--- Task directions ---
Return each line containing the string "State".

--- Dataset entries ---
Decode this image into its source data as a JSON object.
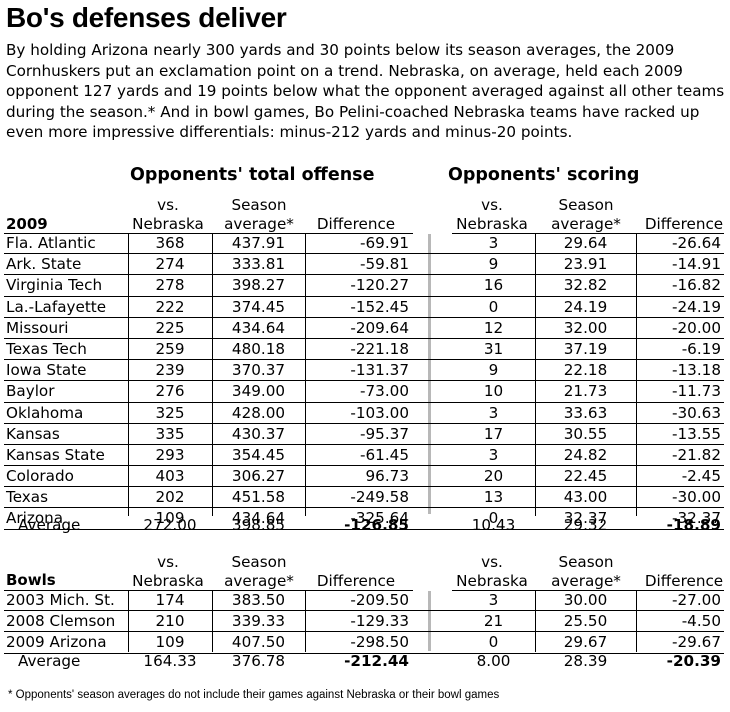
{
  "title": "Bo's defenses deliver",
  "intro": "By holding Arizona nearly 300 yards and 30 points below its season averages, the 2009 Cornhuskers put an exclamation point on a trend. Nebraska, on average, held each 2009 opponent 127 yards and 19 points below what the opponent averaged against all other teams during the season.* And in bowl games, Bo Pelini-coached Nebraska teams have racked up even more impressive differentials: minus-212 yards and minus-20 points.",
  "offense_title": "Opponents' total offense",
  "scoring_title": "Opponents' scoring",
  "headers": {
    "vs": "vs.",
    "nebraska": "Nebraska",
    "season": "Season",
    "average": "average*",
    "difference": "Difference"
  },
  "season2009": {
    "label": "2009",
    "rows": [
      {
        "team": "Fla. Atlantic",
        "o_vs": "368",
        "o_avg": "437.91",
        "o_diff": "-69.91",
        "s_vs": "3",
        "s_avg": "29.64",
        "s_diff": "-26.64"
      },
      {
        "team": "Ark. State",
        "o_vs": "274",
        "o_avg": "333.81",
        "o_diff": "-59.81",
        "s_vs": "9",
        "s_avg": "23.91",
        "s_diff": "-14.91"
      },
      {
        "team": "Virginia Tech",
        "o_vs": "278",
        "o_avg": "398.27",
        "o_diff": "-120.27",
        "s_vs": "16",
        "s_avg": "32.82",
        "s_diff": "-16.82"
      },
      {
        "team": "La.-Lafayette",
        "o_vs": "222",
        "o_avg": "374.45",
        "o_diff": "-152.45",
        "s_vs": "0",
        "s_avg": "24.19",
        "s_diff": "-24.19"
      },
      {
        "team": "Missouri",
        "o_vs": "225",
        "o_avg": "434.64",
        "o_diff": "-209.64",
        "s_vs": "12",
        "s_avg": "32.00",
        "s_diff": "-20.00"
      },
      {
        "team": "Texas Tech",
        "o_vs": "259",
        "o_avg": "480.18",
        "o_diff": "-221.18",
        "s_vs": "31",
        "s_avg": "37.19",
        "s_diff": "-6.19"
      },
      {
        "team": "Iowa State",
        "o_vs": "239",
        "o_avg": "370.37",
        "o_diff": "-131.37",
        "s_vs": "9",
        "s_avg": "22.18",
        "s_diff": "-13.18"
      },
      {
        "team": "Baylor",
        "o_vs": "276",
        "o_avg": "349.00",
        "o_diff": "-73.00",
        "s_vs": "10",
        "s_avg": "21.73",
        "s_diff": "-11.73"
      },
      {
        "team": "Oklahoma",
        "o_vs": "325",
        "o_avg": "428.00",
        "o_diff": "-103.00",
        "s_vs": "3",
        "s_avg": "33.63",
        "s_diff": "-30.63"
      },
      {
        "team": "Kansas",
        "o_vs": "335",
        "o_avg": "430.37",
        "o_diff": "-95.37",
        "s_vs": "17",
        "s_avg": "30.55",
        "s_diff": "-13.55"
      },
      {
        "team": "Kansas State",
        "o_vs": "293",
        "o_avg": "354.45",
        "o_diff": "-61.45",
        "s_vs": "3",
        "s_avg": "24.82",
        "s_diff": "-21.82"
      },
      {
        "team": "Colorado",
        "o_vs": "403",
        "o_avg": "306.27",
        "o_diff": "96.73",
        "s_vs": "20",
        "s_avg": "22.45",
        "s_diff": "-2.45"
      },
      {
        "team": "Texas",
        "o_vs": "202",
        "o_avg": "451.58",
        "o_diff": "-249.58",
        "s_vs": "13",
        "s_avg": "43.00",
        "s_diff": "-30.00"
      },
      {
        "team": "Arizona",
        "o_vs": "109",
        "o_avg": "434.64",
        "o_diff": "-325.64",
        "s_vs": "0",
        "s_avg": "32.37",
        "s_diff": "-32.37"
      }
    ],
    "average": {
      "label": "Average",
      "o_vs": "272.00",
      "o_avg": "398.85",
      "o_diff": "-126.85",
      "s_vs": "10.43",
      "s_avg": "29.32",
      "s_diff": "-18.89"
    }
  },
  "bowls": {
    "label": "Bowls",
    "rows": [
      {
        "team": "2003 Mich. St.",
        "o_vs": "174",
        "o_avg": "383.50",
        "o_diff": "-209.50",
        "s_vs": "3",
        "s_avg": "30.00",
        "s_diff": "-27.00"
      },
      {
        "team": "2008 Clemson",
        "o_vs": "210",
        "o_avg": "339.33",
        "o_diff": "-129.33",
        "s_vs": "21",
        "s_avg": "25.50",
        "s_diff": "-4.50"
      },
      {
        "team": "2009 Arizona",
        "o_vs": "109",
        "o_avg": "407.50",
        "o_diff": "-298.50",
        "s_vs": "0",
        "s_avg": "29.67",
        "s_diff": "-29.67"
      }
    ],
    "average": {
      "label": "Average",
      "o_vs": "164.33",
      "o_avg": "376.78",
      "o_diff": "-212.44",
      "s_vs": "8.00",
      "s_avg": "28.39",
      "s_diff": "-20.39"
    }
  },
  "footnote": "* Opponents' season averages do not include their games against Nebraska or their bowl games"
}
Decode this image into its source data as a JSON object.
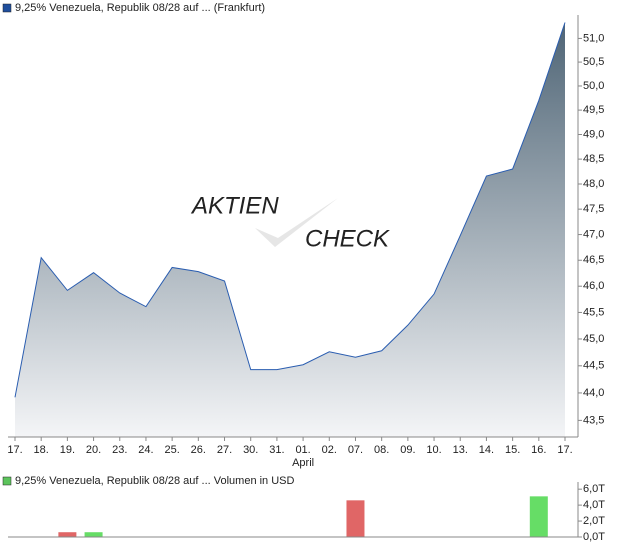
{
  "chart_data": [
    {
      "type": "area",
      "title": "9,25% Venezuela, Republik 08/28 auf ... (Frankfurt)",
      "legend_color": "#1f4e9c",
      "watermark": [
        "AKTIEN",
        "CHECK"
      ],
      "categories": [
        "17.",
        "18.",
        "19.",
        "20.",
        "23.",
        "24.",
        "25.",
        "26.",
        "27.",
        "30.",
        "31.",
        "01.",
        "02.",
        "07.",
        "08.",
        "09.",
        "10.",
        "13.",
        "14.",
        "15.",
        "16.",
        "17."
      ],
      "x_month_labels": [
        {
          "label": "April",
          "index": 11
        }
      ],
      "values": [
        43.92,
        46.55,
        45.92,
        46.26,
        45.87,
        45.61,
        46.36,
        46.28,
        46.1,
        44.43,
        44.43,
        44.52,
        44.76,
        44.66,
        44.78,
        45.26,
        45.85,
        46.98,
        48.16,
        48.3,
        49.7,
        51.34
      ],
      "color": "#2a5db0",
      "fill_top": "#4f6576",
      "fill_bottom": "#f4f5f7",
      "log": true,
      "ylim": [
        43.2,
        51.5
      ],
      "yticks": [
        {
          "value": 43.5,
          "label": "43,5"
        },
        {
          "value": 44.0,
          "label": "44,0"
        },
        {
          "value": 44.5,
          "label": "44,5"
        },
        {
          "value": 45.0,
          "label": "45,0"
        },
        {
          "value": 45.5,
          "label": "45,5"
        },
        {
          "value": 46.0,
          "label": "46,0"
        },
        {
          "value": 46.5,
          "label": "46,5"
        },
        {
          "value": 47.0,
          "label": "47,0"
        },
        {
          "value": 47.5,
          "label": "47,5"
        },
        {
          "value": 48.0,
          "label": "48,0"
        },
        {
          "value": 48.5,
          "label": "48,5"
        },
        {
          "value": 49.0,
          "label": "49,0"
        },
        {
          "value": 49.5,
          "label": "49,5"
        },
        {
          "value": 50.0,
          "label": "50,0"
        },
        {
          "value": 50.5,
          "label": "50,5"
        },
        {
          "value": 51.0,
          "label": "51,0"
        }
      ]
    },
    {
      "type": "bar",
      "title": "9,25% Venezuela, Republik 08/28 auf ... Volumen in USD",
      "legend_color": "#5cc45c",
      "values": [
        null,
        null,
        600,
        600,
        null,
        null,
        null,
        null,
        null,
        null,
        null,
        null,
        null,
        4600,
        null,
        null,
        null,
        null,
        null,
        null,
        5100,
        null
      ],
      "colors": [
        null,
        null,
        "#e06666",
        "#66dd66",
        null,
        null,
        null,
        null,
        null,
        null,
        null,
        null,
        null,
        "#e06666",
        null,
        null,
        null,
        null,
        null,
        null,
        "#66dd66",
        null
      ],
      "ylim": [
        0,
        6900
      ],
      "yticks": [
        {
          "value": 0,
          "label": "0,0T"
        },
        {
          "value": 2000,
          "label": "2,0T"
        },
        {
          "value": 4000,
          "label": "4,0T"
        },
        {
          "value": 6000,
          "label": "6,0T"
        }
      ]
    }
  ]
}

--

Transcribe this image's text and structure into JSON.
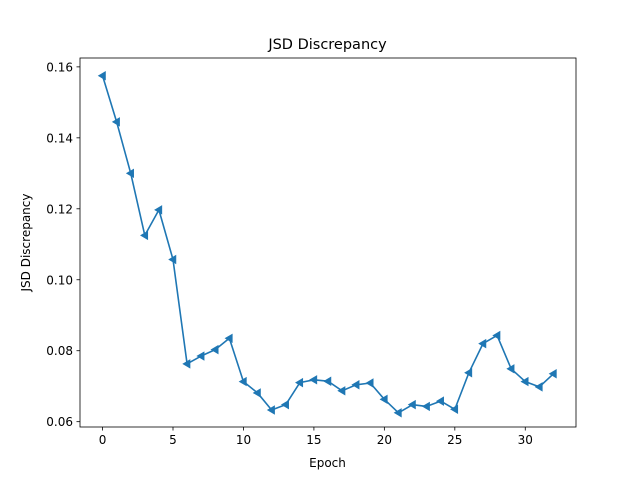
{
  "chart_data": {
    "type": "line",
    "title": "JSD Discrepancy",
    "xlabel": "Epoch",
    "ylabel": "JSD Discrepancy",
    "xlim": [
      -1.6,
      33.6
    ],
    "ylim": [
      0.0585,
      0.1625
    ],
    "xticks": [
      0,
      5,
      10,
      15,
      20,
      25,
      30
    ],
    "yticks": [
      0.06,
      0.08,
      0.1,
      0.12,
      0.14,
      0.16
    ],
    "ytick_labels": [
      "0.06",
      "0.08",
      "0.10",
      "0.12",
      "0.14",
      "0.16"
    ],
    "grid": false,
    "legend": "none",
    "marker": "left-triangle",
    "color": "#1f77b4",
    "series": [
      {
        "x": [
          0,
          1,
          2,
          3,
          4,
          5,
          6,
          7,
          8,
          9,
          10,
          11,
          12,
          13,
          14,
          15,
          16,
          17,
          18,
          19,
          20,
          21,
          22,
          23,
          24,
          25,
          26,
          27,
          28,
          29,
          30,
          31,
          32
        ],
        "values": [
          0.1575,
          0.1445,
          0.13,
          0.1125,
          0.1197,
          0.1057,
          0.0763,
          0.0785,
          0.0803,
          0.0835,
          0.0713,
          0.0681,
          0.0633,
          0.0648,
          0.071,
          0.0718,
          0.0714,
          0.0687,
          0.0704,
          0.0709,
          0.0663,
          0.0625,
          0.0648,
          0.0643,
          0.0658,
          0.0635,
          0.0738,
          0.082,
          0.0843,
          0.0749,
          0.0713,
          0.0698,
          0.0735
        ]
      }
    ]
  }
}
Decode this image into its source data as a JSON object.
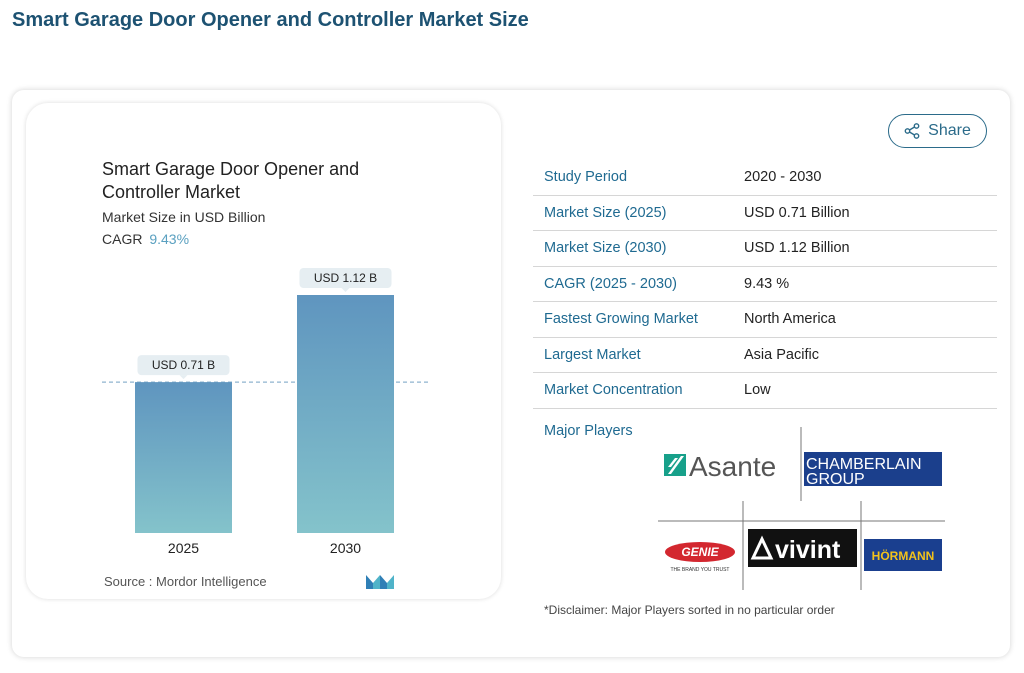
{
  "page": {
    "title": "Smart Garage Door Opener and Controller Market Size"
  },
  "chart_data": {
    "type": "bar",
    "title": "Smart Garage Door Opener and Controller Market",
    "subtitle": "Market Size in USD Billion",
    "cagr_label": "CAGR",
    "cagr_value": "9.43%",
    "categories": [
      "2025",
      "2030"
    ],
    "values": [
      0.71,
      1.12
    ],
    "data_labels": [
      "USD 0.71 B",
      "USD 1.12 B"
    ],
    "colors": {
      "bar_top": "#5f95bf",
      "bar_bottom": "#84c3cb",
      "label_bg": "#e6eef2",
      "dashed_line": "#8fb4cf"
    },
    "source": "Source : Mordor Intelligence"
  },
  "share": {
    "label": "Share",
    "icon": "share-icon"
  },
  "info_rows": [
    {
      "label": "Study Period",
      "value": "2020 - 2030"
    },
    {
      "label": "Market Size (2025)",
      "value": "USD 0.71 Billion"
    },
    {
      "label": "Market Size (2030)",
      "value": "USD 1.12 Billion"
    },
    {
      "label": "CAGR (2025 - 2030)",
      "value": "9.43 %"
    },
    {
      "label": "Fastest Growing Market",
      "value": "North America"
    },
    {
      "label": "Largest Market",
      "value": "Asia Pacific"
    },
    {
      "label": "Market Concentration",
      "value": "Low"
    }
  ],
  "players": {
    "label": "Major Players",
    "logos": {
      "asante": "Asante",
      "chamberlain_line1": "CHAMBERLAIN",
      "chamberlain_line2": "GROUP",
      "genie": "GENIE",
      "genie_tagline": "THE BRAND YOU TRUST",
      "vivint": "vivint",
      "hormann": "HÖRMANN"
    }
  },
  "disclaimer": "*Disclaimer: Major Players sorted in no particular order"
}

--- Exercise response ---
        "team": "Ark. State",
        "team": "Iowa State",
        "team": "Kansas State",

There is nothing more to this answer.